** Start Dataset **

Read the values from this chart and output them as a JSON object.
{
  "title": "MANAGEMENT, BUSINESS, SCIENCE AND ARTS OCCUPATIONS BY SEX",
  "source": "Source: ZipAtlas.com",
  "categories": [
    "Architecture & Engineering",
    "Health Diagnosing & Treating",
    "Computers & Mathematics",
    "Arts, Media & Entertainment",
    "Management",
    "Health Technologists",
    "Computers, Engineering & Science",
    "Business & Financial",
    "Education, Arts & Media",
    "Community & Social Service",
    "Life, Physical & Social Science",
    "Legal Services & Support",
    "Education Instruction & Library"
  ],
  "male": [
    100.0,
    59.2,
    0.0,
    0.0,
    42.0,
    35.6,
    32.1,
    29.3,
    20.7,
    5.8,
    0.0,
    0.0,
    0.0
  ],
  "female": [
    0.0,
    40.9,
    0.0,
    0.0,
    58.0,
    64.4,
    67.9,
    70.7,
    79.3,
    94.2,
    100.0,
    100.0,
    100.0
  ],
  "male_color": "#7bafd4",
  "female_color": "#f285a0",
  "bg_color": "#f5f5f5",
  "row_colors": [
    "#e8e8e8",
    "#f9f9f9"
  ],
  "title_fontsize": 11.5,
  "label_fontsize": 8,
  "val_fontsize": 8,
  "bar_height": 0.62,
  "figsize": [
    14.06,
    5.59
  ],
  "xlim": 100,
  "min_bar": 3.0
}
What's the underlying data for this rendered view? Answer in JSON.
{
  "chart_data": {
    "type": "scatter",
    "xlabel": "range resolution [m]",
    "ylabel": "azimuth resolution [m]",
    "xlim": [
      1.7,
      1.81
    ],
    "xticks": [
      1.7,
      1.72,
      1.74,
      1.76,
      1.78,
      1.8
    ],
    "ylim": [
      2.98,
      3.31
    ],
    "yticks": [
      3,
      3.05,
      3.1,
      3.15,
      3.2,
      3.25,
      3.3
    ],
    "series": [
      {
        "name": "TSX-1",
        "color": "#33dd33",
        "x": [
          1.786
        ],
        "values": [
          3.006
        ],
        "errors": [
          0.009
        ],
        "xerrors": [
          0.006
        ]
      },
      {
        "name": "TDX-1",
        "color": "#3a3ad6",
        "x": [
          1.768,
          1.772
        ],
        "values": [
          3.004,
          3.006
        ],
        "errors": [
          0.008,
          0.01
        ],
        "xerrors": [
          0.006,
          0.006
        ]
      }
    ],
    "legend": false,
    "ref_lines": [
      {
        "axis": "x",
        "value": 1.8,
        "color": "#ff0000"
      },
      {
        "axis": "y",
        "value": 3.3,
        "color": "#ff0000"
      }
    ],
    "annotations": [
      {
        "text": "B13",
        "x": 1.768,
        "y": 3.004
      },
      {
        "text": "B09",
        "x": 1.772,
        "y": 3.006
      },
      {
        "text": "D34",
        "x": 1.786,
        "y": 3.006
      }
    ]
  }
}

** End Dataset **

Given instruction
In the listing above, find the line containing "What's the underlying" and please quote exactly that line through the last one, and no other lines.

Exercise output
What's the underlying data for this rendered view? Answer in JSON.
{
  "chart_data": {
    "type": "scatter",
    "xlabel": "range resolution [m]",
    "ylabel": "azimuth resolution [m]",
    "xlim": [
      1.7,
      1.81
    ],
    "xticks": [
      1.7,
      1.72,
      1.74,
      1.76,
      1.78,
      1.8
    ],
    "ylim": [
      2.98,
      3.31
    ],
    "yticks": [
      3,
      3.05,
      3.1,
      3.15,
      3.2,
      3.25,
      3.3
    ],
    "series": [
      {
        "name": "TSX-1",
        "color": "#33dd33",
        "x": [
          1.786
        ],
        "values": [
          3.006
        ],
        "errors": [
          0.009
        ],
        "xerrors": [
          0.006
        ]
      },
      {
        "name": "TDX-1",
        "color": "#3a3ad6",
        "x": [
          1.768,
          1.772
        ],
        "values": [
          3.004,
          3.006
        ],
        "errors": [
          0.008,
          0.01
        ],
        "xerrors": [
          0.006,
          0.006
        ]
      }
    ],
    "legend": false,
    "ref_lines": [
      {
        "axis": "x",
        "value": 1.8,
        "color": "#ff0000"
      },
      {
        "axis": "y",
        "value": 3.3,
        "color": "#ff0000"
      }
    ],
    "annotations": [
      {
        "text": "B13",
        "x": 1.768,
        "y": 3.004
      },
      {
        "text": "B09",
        "x": 1.772,
        "y": 3.006
      },
      {
        "text": "D34",
        "x": 1.786,
        "y": 3.006
      }
    ]
  }
}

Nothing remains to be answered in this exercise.